[Dataset rows about figures]
====================

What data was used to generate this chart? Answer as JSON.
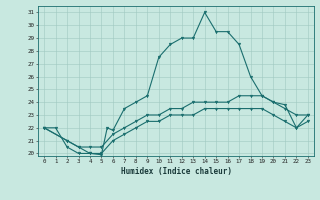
{
  "title": "",
  "xlabel": "Humidex (Indice chaleur)",
  "xlim_min": -0.5,
  "xlim_max": 23.5,
  "ylim_min": 19.8,
  "ylim_max": 31.5,
  "xticks": [
    0,
    1,
    2,
    3,
    4,
    5,
    6,
    7,
    8,
    9,
    10,
    11,
    12,
    13,
    14,
    15,
    16,
    17,
    18,
    19,
    20,
    21,
    22,
    23
  ],
  "yticks": [
    20,
    21,
    22,
    23,
    24,
    25,
    26,
    27,
    28,
    29,
    30,
    31
  ],
  "bg_color": "#c8e8e0",
  "grid_color": "#a0c8c0",
  "line_color": "#1a6e6e",
  "line1_x": [
    0,
    1,
    2,
    3,
    4,
    5,
    5.5,
    6,
    7,
    8,
    9,
    10,
    11,
    12,
    13,
    14,
    15,
    16,
    17,
    18,
    19,
    20,
    21,
    22,
    23
  ],
  "line1_y": [
    22,
    22,
    20.5,
    20,
    20,
    19.9,
    22,
    21.8,
    23.5,
    24,
    24.5,
    27.5,
    28.5,
    29,
    29,
    31,
    29.5,
    29.5,
    28.5,
    26,
    24.5,
    24,
    23.8,
    22,
    23
  ],
  "line2_x": [
    0,
    2,
    3,
    4,
    5,
    6,
    7,
    8,
    9,
    10,
    11,
    12,
    13,
    14,
    15,
    16,
    17,
    18,
    19,
    20,
    21,
    22,
    23
  ],
  "line2_y": [
    22,
    21,
    20.5,
    20.5,
    20.5,
    21.5,
    22,
    22.5,
    23,
    23,
    23.5,
    23.5,
    24,
    24,
    24,
    24,
    24.5,
    24.5,
    24.5,
    24,
    23.5,
    23,
    23
  ],
  "line3_x": [
    0,
    2,
    3,
    4,
    5,
    6,
    7,
    8,
    9,
    10,
    11,
    12,
    13,
    14,
    15,
    16,
    17,
    18,
    19,
    20,
    21,
    22,
    23
  ],
  "line3_y": [
    22,
    21,
    20.5,
    20,
    20,
    21,
    21.5,
    22,
    22.5,
    22.5,
    23,
    23,
    23,
    23.5,
    23.5,
    23.5,
    23.5,
    23.5,
    23.5,
    23,
    22.5,
    22,
    22.5
  ]
}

====================

▶ **Required work**: The material above holds pictures; copy everything else in it exactly.

▶ **Output below**:
What data was used to generate this chart? Answer as JSON.
{
  "title": "",
  "xlabel": "Humidex (Indice chaleur)",
  "xlim_min": -0.5,
  "xlim_max": 23.5,
  "ylim_min": 19.8,
  "ylim_max": 31.5,
  "xticks": [
    0,
    1,
    2,
    3,
    4,
    5,
    6,
    7,
    8,
    9,
    10,
    11,
    12,
    13,
    14,
    15,
    16,
    17,
    18,
    19,
    20,
    21,
    22,
    23
  ],
  "yticks": [
    20,
    21,
    22,
    23,
    24,
    25,
    26,
    27,
    28,
    29,
    30,
    31
  ],
  "bg_color": "#c8e8e0",
  "grid_color": "#a0c8c0",
  "line_color": "#1a6e6e",
  "line1_x": [
    0,
    1,
    2,
    3,
    4,
    5,
    5.5,
    6,
    7,
    8,
    9,
    10,
    11,
    12,
    13,
    14,
    15,
    16,
    17,
    18,
    19,
    20,
    21,
    22,
    23
  ],
  "line1_y": [
    22,
    22,
    20.5,
    20,
    20,
    19.9,
    22,
    21.8,
    23.5,
    24,
    24.5,
    27.5,
    28.5,
    29,
    29,
    31,
    29.5,
    29.5,
    28.5,
    26,
    24.5,
    24,
    23.8,
    22,
    23
  ],
  "line2_x": [
    0,
    2,
    3,
    4,
    5,
    6,
    7,
    8,
    9,
    10,
    11,
    12,
    13,
    14,
    15,
    16,
    17,
    18,
    19,
    20,
    21,
    22,
    23
  ],
  "line2_y": [
    22,
    21,
    20.5,
    20.5,
    20.5,
    21.5,
    22,
    22.5,
    23,
    23,
    23.5,
    23.5,
    24,
    24,
    24,
    24,
    24.5,
    24.5,
    24.5,
    24,
    23.5,
    23,
    23
  ],
  "line3_x": [
    0,
    2,
    3,
    4,
    5,
    6,
    7,
    8,
    9,
    10,
    11,
    12,
    13,
    14,
    15,
    16,
    17,
    18,
    19,
    20,
    21,
    22,
    23
  ],
  "line3_y": [
    22,
    21,
    20.5,
    20,
    20,
    21,
    21.5,
    22,
    22.5,
    22.5,
    23,
    23,
    23,
    23.5,
    23.5,
    23.5,
    23.5,
    23.5,
    23.5,
    23,
    22.5,
    22,
    22.5
  ]
}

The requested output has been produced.